The exercise:
Look through the records below and collect all lines that hold the string "chey".

__________

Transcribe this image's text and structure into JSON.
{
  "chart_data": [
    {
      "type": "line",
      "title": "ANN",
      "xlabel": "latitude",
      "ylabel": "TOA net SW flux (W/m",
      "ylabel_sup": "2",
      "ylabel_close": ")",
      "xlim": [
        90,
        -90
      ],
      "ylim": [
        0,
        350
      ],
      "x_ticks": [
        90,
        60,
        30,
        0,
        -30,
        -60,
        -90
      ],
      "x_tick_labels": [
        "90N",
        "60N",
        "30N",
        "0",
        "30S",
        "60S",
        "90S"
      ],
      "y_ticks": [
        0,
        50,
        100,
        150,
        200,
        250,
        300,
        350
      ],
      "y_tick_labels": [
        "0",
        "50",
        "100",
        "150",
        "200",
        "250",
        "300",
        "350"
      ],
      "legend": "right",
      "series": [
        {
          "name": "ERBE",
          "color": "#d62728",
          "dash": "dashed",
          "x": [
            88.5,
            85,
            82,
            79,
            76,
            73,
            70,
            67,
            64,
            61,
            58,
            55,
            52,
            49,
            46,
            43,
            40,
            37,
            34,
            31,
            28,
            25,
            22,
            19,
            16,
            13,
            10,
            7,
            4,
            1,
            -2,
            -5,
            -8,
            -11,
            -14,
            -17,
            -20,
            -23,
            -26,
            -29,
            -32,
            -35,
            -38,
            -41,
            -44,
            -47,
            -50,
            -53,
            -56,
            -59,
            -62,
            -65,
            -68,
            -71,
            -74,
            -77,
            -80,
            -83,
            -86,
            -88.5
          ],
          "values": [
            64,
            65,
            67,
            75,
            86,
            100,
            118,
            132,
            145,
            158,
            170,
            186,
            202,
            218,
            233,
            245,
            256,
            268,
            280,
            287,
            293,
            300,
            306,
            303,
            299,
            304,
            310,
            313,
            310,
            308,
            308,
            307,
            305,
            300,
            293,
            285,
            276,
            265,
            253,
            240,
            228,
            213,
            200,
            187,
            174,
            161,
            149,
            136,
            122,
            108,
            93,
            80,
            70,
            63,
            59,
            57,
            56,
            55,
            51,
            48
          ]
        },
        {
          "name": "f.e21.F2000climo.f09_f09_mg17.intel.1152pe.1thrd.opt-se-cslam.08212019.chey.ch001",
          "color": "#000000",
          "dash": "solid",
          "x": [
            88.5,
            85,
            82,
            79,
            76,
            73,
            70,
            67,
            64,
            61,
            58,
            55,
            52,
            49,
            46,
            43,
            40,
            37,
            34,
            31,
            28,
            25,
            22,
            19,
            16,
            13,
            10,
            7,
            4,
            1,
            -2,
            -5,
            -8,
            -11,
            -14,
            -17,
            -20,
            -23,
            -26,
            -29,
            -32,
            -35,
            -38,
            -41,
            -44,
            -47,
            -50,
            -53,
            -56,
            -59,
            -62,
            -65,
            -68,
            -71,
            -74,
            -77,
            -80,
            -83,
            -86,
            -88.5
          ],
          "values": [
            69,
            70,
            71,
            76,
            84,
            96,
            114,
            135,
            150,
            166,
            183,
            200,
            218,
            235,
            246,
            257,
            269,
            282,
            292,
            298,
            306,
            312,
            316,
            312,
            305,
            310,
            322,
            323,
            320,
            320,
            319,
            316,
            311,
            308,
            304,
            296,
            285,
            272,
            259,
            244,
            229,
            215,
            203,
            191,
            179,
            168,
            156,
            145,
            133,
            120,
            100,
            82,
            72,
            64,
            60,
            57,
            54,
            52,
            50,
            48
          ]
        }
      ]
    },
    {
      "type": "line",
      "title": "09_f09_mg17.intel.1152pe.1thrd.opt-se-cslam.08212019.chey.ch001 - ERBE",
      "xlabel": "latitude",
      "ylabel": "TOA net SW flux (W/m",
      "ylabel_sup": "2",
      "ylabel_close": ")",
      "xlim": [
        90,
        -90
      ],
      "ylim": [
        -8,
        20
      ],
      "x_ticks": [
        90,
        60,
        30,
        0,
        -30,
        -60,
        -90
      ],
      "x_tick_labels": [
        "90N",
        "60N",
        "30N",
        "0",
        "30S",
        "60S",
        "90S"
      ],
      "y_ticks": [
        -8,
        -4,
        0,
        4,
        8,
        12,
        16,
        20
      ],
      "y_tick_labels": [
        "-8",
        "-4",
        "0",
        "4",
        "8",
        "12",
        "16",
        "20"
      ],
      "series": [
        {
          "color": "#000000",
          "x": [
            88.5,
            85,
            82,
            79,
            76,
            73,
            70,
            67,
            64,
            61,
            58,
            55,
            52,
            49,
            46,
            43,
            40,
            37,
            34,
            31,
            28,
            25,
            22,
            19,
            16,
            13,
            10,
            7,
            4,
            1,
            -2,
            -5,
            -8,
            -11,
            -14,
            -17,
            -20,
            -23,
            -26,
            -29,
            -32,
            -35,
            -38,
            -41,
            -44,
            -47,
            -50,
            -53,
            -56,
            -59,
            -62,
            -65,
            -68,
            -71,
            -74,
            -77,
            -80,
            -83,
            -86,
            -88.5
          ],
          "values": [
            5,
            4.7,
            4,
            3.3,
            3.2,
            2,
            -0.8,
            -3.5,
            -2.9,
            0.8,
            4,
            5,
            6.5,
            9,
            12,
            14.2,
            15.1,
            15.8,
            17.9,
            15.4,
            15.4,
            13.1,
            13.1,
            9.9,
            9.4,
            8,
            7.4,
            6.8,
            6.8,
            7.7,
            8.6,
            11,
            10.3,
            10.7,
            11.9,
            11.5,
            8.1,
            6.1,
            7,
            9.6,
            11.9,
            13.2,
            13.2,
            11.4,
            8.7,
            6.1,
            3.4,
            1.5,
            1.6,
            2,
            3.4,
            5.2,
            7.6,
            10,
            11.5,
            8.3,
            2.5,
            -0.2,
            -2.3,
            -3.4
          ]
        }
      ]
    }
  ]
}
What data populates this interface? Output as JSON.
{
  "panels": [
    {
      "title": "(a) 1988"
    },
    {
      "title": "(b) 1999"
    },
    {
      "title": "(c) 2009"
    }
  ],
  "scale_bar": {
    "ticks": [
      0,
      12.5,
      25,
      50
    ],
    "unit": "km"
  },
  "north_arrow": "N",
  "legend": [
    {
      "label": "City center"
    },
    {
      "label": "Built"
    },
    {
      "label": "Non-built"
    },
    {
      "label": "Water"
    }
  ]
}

__________

Output for this task:
          "name": "f.e21.F2000climo.f09_f09_mg17.intel.1152pe.1thrd.opt-se-cslam.08212019.chey.ch001",
      "title": "09_f09_mg17.intel.1152pe.1thrd.opt-se-cslam.08212019.chey.ch001 - ERBE",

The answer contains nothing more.